- _Brief_: Could you filter the material and copy every line where the word "randomization" occurs?

== Segment start ==

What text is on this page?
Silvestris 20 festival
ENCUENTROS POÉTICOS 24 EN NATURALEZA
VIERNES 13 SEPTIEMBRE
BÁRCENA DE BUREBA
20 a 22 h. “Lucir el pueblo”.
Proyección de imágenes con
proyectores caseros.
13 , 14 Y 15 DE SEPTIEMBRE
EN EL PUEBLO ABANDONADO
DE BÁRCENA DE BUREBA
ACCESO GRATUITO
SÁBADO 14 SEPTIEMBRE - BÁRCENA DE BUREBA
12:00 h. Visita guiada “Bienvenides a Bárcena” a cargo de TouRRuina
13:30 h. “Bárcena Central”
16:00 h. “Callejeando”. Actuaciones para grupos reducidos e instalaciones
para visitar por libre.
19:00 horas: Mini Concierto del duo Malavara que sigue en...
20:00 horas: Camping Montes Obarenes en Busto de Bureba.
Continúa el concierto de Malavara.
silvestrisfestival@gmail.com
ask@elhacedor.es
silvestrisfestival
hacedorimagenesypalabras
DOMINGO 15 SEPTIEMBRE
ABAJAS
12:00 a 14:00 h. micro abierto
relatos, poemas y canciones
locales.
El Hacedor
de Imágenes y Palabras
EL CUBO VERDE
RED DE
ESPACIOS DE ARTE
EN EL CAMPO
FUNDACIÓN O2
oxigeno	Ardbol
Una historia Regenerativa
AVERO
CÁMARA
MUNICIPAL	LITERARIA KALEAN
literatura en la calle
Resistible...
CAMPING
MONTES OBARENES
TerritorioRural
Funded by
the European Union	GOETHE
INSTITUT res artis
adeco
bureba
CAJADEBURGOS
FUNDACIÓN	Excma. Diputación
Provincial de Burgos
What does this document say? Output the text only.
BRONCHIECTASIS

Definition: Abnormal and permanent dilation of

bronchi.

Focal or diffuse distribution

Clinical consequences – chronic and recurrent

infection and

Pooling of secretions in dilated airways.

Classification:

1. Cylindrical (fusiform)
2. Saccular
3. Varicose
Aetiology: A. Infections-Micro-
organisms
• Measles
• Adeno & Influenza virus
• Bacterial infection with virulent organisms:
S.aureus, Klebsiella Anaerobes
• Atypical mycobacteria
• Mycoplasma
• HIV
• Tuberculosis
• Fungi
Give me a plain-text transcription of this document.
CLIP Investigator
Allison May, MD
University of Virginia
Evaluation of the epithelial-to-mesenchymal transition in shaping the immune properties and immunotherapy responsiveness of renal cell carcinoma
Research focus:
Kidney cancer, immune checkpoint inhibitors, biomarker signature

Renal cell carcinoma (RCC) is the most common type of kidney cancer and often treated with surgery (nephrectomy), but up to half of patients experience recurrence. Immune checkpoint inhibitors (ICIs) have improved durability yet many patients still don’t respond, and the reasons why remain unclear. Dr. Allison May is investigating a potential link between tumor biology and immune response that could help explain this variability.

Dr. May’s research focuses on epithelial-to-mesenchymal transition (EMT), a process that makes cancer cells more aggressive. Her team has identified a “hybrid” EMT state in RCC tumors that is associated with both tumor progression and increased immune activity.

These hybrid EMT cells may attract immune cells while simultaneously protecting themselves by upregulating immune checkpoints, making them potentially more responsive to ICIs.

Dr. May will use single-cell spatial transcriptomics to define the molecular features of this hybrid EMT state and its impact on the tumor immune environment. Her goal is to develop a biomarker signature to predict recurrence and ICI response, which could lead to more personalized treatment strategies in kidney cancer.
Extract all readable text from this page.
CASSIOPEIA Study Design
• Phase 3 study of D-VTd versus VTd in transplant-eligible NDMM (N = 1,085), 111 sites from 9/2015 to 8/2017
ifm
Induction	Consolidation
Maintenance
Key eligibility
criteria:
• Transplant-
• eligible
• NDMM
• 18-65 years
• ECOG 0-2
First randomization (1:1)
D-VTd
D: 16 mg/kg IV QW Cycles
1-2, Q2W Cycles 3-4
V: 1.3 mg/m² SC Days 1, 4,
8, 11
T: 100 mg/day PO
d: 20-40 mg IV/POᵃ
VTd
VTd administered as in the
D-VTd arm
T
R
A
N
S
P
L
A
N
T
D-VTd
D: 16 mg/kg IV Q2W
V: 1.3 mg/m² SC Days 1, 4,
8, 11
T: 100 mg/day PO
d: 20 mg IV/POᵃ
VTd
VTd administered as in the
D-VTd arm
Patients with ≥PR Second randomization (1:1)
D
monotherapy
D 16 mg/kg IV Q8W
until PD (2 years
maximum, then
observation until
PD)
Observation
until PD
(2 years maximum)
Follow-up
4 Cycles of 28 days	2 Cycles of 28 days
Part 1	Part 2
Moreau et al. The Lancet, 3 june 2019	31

== Segment end ==

- _Exercise answer_:
First randomization (1:1)
Patients with ≥PR Second randomization (1:1)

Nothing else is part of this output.